Rows =

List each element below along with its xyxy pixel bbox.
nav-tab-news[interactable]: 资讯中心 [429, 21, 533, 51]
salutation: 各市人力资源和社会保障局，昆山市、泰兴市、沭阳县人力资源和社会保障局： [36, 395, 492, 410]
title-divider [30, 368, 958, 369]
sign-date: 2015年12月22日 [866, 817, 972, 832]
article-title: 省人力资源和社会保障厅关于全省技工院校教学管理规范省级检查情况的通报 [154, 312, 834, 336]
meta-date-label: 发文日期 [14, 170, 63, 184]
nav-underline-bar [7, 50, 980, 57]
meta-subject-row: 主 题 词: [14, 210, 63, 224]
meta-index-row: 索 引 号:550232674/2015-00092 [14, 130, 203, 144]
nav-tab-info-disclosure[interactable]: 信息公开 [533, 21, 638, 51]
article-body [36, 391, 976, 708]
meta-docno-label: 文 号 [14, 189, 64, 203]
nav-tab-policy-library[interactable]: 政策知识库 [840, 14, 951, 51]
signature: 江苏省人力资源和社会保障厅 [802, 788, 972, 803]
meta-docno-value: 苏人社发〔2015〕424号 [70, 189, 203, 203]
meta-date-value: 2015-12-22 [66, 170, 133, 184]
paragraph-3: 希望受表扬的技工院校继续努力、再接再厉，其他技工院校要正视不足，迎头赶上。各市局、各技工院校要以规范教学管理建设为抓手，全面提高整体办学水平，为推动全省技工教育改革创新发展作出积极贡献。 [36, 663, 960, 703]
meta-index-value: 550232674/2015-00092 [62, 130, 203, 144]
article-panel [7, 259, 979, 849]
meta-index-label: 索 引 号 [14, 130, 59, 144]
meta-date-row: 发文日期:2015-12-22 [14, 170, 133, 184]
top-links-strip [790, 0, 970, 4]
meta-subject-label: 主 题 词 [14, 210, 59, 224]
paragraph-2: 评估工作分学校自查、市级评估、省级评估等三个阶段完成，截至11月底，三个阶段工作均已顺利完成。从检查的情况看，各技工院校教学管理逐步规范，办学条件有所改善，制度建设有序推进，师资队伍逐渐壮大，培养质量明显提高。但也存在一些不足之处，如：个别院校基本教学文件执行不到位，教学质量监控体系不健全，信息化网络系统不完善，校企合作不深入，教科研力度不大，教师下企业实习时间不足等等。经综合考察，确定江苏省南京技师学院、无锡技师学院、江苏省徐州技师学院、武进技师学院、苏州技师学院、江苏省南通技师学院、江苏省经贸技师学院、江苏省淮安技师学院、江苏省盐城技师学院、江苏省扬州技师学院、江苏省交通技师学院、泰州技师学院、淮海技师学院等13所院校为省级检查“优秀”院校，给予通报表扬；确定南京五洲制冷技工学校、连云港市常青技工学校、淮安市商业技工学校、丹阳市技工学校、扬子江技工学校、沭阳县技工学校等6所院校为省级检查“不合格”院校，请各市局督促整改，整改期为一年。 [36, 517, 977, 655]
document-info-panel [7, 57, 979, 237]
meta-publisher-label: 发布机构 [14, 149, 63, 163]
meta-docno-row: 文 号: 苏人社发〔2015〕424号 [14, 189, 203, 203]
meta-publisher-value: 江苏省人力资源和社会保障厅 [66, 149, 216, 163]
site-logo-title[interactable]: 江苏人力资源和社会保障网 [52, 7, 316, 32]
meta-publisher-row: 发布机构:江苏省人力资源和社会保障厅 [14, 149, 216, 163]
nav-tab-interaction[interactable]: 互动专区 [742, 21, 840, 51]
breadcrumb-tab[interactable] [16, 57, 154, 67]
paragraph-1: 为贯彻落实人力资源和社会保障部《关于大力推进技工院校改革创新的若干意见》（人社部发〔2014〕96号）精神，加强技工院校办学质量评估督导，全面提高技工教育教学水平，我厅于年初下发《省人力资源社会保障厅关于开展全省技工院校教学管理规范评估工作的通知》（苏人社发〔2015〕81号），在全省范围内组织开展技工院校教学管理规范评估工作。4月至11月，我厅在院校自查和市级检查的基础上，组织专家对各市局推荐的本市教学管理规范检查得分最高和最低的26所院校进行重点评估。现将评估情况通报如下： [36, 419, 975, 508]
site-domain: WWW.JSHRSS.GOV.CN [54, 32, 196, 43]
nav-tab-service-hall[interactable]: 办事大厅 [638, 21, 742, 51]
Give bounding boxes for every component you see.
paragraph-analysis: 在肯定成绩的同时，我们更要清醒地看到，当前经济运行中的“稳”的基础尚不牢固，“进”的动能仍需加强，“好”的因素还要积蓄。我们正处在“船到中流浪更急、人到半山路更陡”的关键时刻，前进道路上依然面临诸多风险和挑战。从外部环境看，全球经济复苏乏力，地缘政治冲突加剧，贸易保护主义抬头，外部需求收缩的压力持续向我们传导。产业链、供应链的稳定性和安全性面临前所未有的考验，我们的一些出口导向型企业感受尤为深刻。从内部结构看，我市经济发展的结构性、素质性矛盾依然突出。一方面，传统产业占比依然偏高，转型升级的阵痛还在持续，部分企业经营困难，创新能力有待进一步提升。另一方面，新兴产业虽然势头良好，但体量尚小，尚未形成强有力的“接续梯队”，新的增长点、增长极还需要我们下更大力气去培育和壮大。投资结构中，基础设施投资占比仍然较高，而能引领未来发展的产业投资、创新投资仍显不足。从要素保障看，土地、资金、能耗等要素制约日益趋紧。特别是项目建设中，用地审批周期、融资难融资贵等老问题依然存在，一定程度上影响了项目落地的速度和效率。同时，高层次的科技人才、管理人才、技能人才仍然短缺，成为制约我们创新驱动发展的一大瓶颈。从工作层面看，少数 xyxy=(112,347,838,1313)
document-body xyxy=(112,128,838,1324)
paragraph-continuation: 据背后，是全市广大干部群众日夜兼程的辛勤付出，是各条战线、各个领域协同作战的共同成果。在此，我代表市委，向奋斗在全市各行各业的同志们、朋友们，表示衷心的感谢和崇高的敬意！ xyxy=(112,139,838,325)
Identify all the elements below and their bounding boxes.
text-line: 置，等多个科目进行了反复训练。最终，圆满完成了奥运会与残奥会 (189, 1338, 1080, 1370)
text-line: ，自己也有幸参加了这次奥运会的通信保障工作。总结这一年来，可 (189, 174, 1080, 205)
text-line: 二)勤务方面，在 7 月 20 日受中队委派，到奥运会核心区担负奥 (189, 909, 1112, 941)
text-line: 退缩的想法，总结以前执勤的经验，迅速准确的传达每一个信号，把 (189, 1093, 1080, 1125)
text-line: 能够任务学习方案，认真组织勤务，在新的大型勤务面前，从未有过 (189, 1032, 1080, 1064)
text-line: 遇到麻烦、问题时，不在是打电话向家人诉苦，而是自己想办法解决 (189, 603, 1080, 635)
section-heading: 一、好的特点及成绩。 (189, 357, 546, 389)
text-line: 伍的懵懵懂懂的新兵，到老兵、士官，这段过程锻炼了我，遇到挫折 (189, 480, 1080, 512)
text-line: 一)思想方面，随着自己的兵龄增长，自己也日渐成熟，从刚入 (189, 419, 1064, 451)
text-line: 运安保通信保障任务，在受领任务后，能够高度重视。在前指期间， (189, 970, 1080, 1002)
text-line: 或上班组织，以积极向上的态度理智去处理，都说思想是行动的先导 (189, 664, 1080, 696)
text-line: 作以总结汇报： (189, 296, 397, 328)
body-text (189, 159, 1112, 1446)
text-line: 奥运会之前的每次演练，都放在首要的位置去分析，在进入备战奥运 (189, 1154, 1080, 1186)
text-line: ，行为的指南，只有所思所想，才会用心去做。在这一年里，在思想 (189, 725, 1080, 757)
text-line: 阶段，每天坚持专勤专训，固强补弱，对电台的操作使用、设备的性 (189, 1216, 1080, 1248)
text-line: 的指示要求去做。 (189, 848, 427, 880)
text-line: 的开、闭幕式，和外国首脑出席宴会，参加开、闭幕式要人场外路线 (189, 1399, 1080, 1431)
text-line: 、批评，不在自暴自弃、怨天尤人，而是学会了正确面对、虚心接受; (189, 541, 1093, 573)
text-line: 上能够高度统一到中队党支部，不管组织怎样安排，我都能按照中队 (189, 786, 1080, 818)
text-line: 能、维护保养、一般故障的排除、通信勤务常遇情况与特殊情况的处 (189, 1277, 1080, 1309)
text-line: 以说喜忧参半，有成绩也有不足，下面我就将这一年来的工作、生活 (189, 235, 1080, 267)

Instructions to follow = Rewrite the items from the first line through the line containing "meta-docno-label: 文 号 [14, 189, 64, 203]", both included, as a numbered list with blank lines omitted.

Result of this exercise =
1. List each element below along with its xyxy pixel bbox.
2. nav-tab-news[interactable]: 资讯中心 [429, 21, 533, 51]
3. salutation: 各市人力资源和社会保障局，昆山市、泰兴市、沭阳县人力资源和社会保障局： [36, 395, 492, 410]
4. title-divider [30, 368, 958, 369]
5. sign-date: 2015年12月22日 [866, 817, 972, 832]
6. article-title: 省人力资源和社会保障厅关于全省技工院校教学管理规范省级检查情况的通报 [154, 312, 834, 336]
7. meta-date-label: 发文日期 [14, 170, 63, 184]
8. nav-underline-bar [7, 50, 980, 57]
9. meta-subject-row: 主 题 词: [14, 210, 63, 224]
10. meta-index-row: 索 引 号:550232674/2015-00092 [14, 130, 203, 144]
11. nav-tab-info-disclosure[interactable]: 信息公开 [533, 21, 638, 51]
12. article-body [36, 391, 976, 708]
13. meta-docno-label: 文 号 [14, 189, 64, 203]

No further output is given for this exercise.